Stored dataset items
* Begin *

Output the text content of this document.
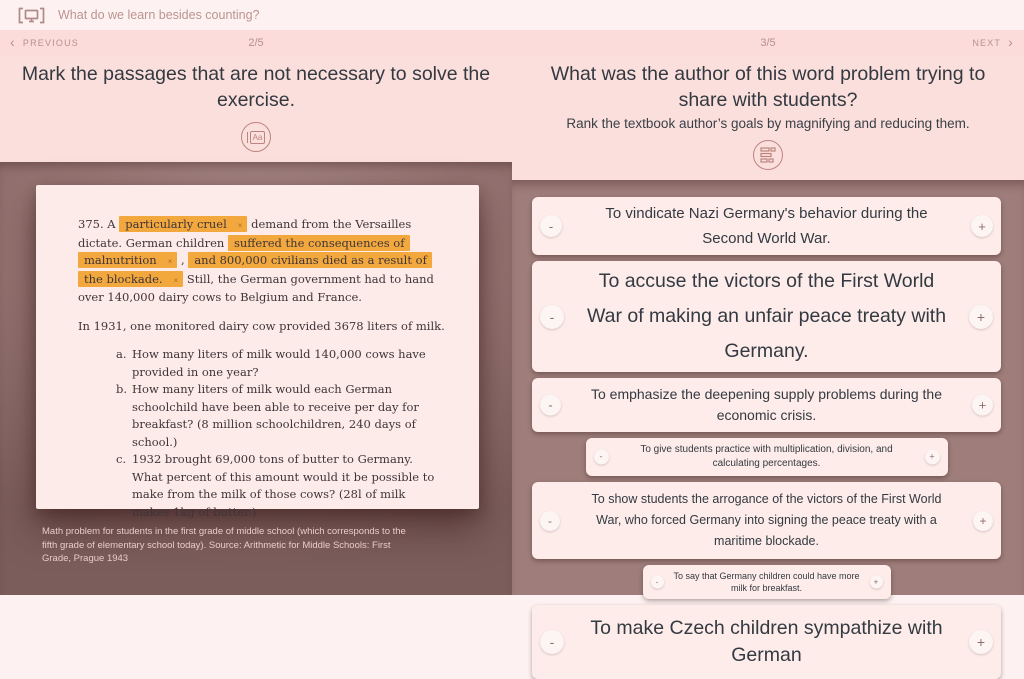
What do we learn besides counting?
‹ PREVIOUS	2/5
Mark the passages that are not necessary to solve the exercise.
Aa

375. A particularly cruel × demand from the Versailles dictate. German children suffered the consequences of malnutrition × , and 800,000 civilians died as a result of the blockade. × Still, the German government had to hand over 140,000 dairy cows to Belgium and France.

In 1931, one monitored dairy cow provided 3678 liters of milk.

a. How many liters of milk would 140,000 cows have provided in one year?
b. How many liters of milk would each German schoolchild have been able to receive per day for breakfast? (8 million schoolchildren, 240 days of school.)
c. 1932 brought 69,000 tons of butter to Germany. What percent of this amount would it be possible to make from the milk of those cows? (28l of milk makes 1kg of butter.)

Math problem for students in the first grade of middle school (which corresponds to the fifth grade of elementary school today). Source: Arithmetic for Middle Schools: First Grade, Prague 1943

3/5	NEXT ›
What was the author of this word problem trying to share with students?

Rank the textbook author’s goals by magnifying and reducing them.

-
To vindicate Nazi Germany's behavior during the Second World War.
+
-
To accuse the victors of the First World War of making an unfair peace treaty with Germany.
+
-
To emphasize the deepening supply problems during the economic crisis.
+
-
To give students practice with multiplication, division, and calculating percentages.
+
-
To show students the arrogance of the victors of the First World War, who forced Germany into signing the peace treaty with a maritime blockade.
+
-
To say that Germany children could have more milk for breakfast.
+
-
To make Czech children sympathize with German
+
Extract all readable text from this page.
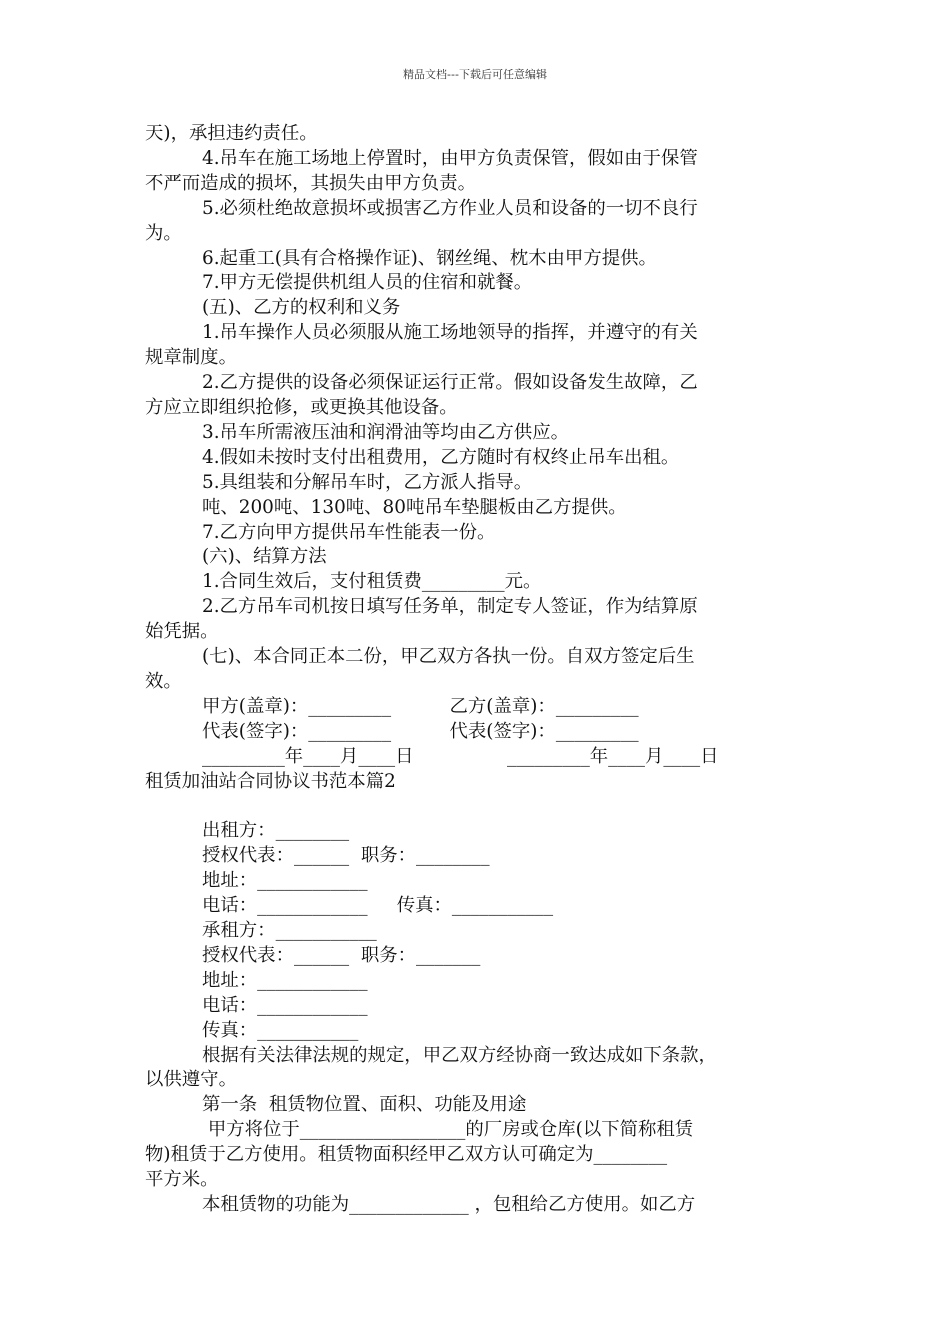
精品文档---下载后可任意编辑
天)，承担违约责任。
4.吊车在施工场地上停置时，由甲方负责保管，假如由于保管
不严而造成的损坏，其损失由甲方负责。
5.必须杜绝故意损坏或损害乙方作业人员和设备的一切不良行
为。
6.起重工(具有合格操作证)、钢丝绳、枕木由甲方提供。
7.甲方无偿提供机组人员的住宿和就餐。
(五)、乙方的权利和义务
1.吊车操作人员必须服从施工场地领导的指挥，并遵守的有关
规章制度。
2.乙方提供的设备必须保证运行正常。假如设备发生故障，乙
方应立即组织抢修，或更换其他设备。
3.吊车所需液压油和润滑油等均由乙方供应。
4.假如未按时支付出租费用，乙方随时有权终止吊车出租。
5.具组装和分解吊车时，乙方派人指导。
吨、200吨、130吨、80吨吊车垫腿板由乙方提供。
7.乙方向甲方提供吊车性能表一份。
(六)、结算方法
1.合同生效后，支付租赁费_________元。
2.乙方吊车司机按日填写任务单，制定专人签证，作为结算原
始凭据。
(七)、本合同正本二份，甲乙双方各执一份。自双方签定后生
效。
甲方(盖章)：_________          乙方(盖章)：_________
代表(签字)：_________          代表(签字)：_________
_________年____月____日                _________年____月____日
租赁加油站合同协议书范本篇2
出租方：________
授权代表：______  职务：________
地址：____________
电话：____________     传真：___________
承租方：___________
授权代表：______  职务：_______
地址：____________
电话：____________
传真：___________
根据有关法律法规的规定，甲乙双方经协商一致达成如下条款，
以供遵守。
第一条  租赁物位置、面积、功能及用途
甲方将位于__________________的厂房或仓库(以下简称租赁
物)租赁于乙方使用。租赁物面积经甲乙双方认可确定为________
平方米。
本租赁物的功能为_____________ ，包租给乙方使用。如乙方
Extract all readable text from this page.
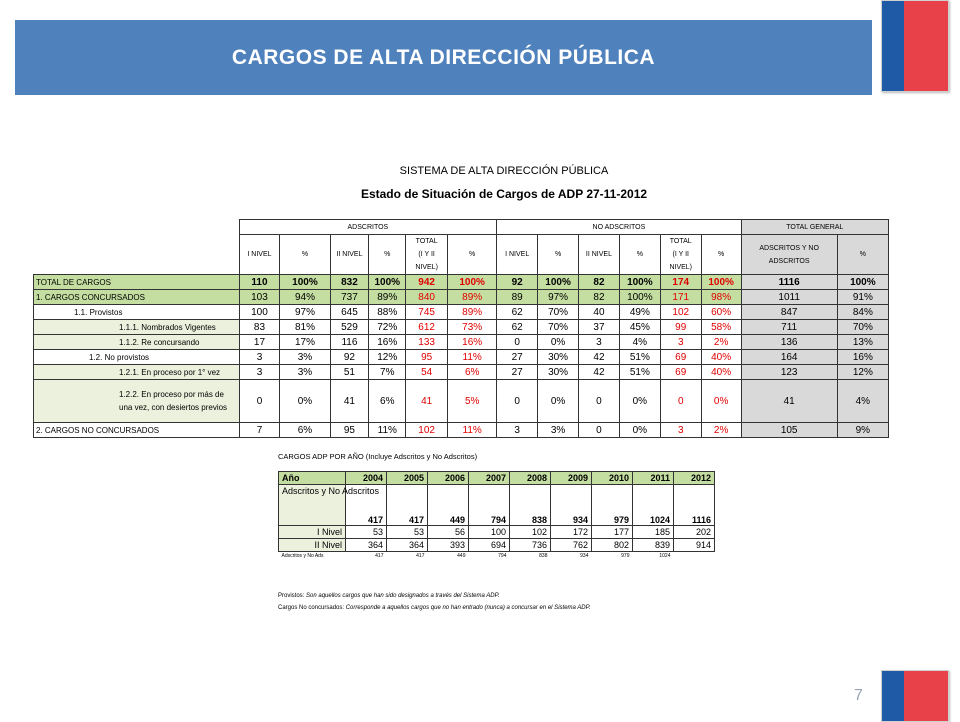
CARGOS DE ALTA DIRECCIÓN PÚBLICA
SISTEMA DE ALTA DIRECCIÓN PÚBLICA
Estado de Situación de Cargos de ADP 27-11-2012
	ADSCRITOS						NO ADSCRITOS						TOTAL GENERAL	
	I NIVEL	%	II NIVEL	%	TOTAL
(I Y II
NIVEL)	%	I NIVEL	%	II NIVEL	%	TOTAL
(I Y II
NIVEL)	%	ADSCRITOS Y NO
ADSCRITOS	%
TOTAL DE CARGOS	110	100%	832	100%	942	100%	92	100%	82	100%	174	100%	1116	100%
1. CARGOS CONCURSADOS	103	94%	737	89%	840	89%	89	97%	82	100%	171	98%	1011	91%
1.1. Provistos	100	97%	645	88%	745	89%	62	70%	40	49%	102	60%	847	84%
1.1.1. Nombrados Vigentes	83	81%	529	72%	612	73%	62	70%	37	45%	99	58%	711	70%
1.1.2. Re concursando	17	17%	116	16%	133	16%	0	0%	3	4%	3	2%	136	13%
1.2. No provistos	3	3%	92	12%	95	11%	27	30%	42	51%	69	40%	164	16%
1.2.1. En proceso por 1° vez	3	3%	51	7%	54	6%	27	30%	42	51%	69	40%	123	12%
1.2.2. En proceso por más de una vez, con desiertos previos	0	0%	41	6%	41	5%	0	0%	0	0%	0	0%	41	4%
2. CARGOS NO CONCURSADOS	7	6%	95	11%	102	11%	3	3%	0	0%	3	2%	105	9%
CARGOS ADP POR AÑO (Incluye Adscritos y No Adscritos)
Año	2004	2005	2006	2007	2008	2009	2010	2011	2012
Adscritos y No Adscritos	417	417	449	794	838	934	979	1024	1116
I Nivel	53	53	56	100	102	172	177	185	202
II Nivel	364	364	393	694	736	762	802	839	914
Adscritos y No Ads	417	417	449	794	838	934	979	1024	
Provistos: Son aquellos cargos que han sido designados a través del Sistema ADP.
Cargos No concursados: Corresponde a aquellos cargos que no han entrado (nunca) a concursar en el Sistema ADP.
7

* End *

## SHORT PROBLEM:
Look through the lines above and collect those with the word "PÚBLICA".

## FULL RESPONSE:
CARGOS DE ALTA DIRECCIÓN PÚBLICA
SISTEMA DE ALTA DIRECCIÓN PÚBLICA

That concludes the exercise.